Transcribe the records exactly. Pictures do not belong in the transcription.

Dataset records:
========================================================================
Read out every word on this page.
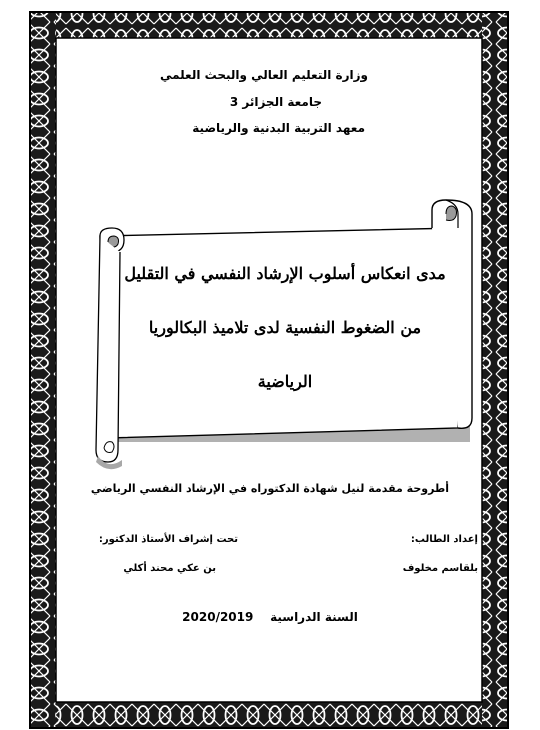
وزارة التعليم العالي والبحث العلمي
جامعة الجزائر 3
معهد التربية البدنية والرياضية
مدى انعكاس أسلوب الإرشاد النفسي في التقليل
من الضغوط النفسية لدى تلاميذ البكالوريا
الرياضية
أطروحة مقدمة لنيل شهادة الدكتوراه في الإرشاد النفسي الرياضي
إعداد الطالب:
بلقاسم مخلوف
تحت إشراف الأستاذ الدكتور:
بن عكي محند أكلي
السنة الدراسية    2020/2019
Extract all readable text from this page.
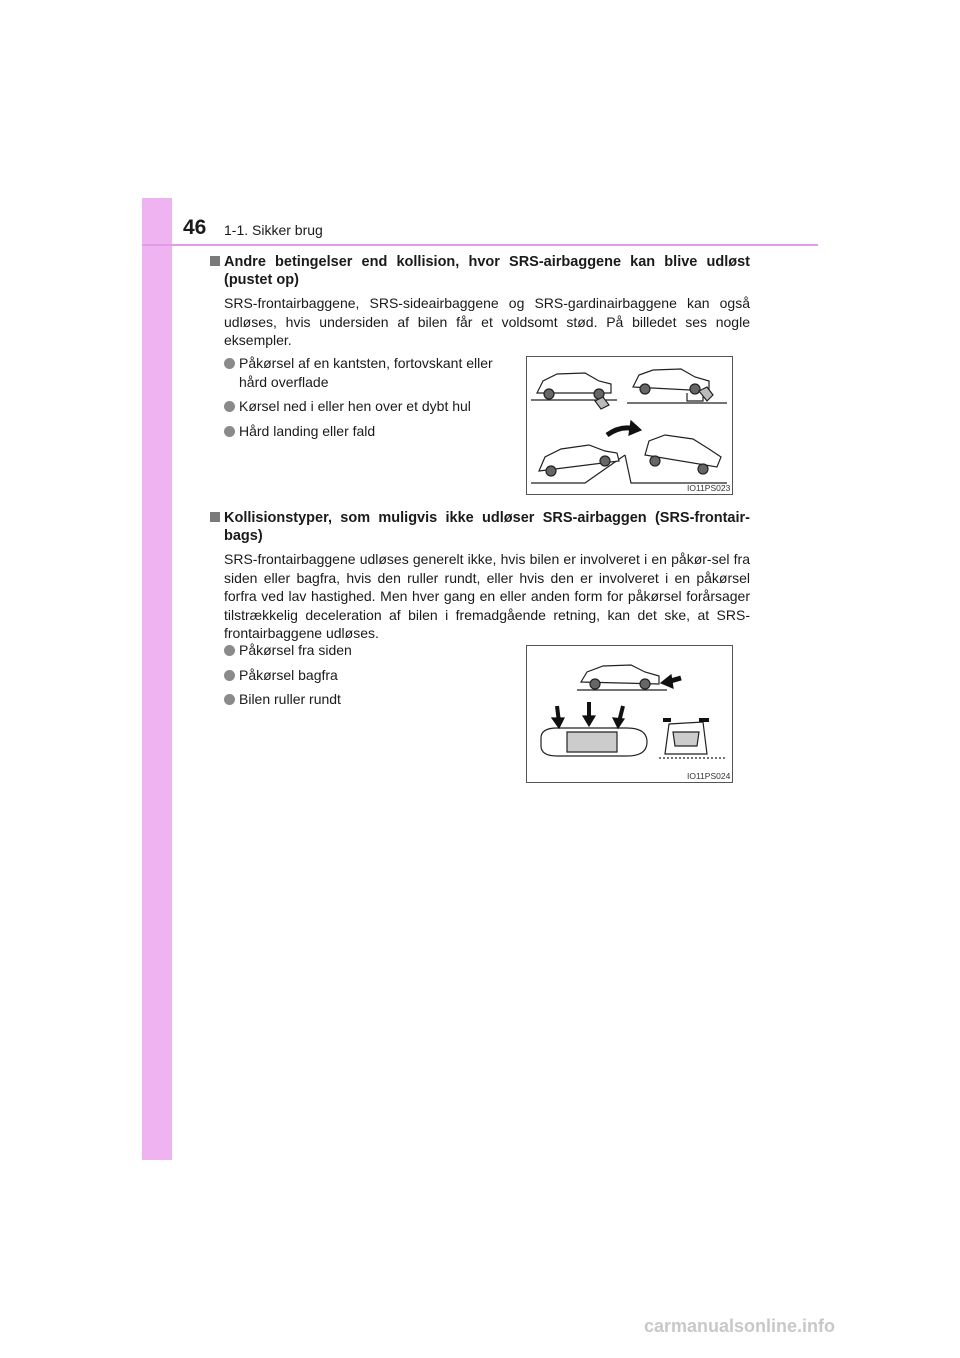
46 1-1. Sikker brug
Andre betingelser end kollision, hvor SRS-airbaggene kan blive udløst (pustet op)
SRS-frontairbaggene, SRS-sideairbaggene og SRS-gardinairbaggene kan også udløses, hvis undersiden af bilen får et voldsomt stød. På billedet ses nogle eksempler.
Påkørsel af en kantsten, fortovskant eller hård overflade
Kørsel ned i eller hen over et dybt hul
Hård landing eller fald
IO11PS023
Kollisionstyper, som muligvis ikke udløser SRS-airbaggen (SRS-frontair-bags)
SRS-frontairbaggene udløses generelt ikke, hvis bilen er involveret i en påkør-sel fra siden eller bagfra, hvis den ruller rundt, eller hvis den er involveret i en påkørsel forfra ved lav hastighed. Men hver gang en eller anden form for påkørsel forårsager tilstrækkelig deceleration af bilen i fremadgående retning, kan det ske, at SRS-frontairbaggene udløses.
Påkørsel fra siden
Påkørsel bagfra
Bilen ruller rundt
IO11PS024
carmanualsonline.info
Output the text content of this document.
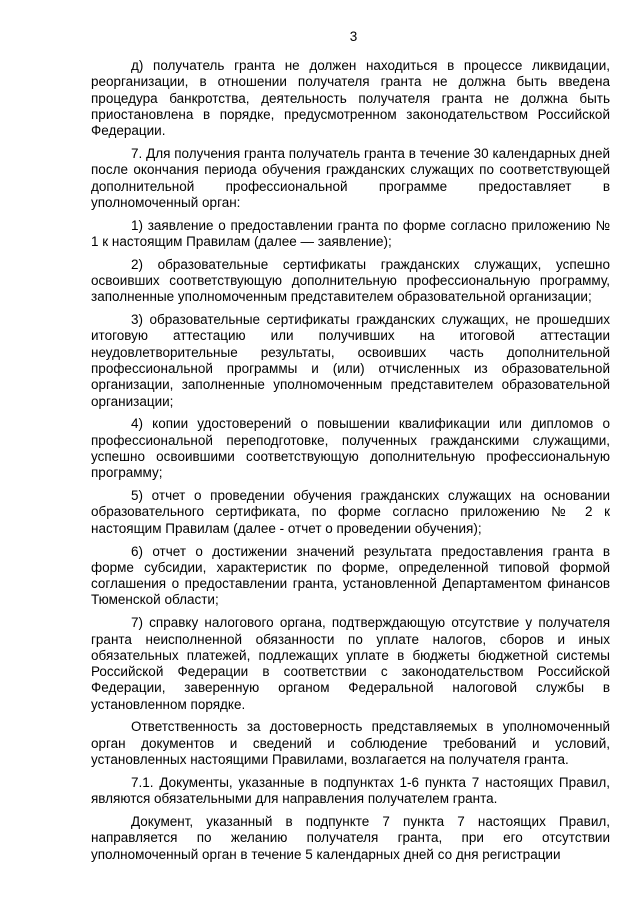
3

д) получатель гранта не должен находиться в процессе ликвидации, реорганизации, в отношении получателя гранта не должна быть введена процедура банкротства, деятельность получателя гранта не должна быть приостановлена в порядке, предусмотренном законодательством Российской Федерации.

7. Для получения гранта получатель гранта в течение 30 календарных дней после окончания периода обучения гражданских служащих по соответствующей дополнительной профессиональной программе предоставляет в уполномоченный орган:

1) заявление о предоставлении гранта по форме согласно приложению № 1 к настоящим Правилам (далее — заявление);

2) образовательные сертификаты гражданских служащих, успешно освоивших соответствующую дополнительную профессиональную программу, заполненные уполномоченным представителем образовательной организации;

3) образовательные сертификаты гражданских служащих, не прошедших итоговую аттестацию или получивших на итоговой аттестации неудовлетворительные результаты, освоивших часть дополнительной профессиональной программы и (или) отчисленных из образовательной организации, заполненные уполномоченным представителем образовательной организации;

4) копии удостоверений о повышении квалификации или дипломов о профессиональной переподготовке, полученных гражданскими служащими, успешно освоившими соответствующую дополнительную профессиональную программу;

5) отчет о проведении обучения гражданских служащих на основании образовательного сертификата, по форме согласно приложению № 2 к настоящим Правилам (далее - отчет о проведении обучения);

6) отчет о достижении значений результата предоставления гранта в форме субсидии, характеристик по форме, определенной типовой формой соглашения о предоставлении гранта, установленной Департаментом финансов Тюменской области;

7) справку налогового органа, подтверждающую отсутствие у получателя гранта неисполненной обязанности по уплате налогов, сборов и иных обязательных платежей, подлежащих уплате в бюджеты бюджетной системы Российской Федерации в соответствии с законодательством Российской Федерации, заверенную органом Федеральной налоговой службы в установленном порядке.

Ответственность за достоверность представляемых в уполномоченный орган документов и сведений и соблюдение требований и условий, установленных настоящими Правилами, возлагается на получателя гранта.

7.1. Документы, указанные в подпунктах 1-6 пункта 7 настоящих Правил, являются обязательными для направления получателем гранта.

Документ, указанный в подпункте 7 пункта 7 настоящих Правил, направляется по желанию получателя гранта, при его отсутствии уполномоченный орган в течение 5 календарных дней со дня регистрации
========================================================================
EXPECTED OUTPUT:
Read out every word on this page.
وزارة التعليم العالي والبحث العلمي
جامعة الجزائر 3
معهد التربية البدنية والرياضية
مدى انعكاس أسلوب الإرشاد النفسي في التقليل
من الضغوط النفسية لدى تلاميذ البكالوريا
الرياضية
أطروحة مقدمة لنيل شهادة الدكتوراه في الإرشاد النفسي الرياضي
إعداد الطالب:
بلقاسم مخلوف
تحت إشراف الأستاذ الدكتور:
بن عكي محند أكلي
السنة الدراسية    2020/2019
Extract all readable text from this page.
46 1-1. Sikker brug
Andre betingelser end kollision, hvor SRS-airbaggene kan blive udløst (pustet op)
SRS-frontairbaggene, SRS-sideairbaggene og SRS-gardinairbaggene kan også udløses, hvis undersiden af bilen får et voldsomt stød. På billedet ses nogle eksempler.
Påkørsel af en kantsten, fortovskant eller hård overflade
Kørsel ned i eller hen over et dybt hul
Hård landing eller fald
IO11PS023
Kollisionstyper, som muligvis ikke udløser SRS-airbaggen (SRS-frontair-bags)
SRS-frontairbaggene udløses generelt ikke, hvis bilen er involveret i en påkør-sel fra siden eller bagfra, hvis den ruller rundt, eller hvis den er involveret i en påkørsel forfra ved lav hastighed. Men hver gang en eller anden form for påkørsel forårsager tilstrækkelig deceleration af bilen i fremadgående retning, kan det ske, at SRS-frontairbaggene udløses.
Påkørsel fra siden
Påkørsel bagfra
Bilen ruller rundt
IO11PS024
carmanualsonline.info
Output the text content of this document.
3

д) получатель гранта не должен находиться в процессе ликвидации, реорганизации, в отношении получателя гранта не должна быть введена процедура банкротства, деятельность получателя гранта не должна быть приостановлена в порядке, предусмотренном законодательством Российской Федерации.

7. Для получения гранта получатель гранта в течение 30 календарных дней после окончания периода обучения гражданских служащих по соответствующей дополнительной профессиональной программе предоставляет в уполномоченный орган:

1) заявление о предоставлении гранта по форме согласно приложению № 1 к настоящим Правилам (далее — заявление);

2) образовательные сертификаты гражданских служащих, успешно освоивших соответствующую дополнительную профессиональную программу, заполненные уполномоченным представителем образовательной организации;

3) образовательные сертификаты гражданских служащих, не прошедших итоговую аттестацию или получивших на итоговой аттестации неудовлетворительные результаты, освоивших часть дополнительной профессиональной программы и (или) отчисленных из образовательной организации, заполненные уполномоченным представителем образовательной организации;

4) копии удостоверений о повышении квалификации или дипломов о профессиональной переподготовке, полученных гражданскими служащими, успешно освоившими соответствующую дополнительную профессиональную программу;

5) отчет о проведении обучения гражданских служащих на основании образовательного сертификата, по форме согласно приложению № 2 к настоящим Правилам (далее - отчет о проведении обучения);

6) отчет о достижении значений результата предоставления гранта в форме субсидии, характеристик по форме, определенной типовой формой соглашения о предоставлении гранта, установленной Департаментом финансов Тюменской области;

7) справку налогового органа, подтверждающую отсутствие у получателя гранта неисполненной обязанности по уплате налогов, сборов и иных обязательных платежей, подлежащих уплате в бюджеты бюджетной системы Российской Федерации в соответствии с законодательством Российской Федерации, заверенную органом Федеральной налоговой службы в установленном порядке.

Ответственность за достоверность представляемых в уполномоченный орган документов и сведений и соблюдение требований и условий, установленных настоящими Правилами, возлагается на получателя гранта.

7.1. Документы, указанные в подпунктах 1-6 пункта 7 настоящих Правил, являются обязательными для направления получателем гранта.

Документ, указанный в подпункте 7 пункта 7 настоящих Правил, направляется по желанию получателя гранта, при его отсутствии уполномоченный орган в течение 5 календарных дней со дня регистрации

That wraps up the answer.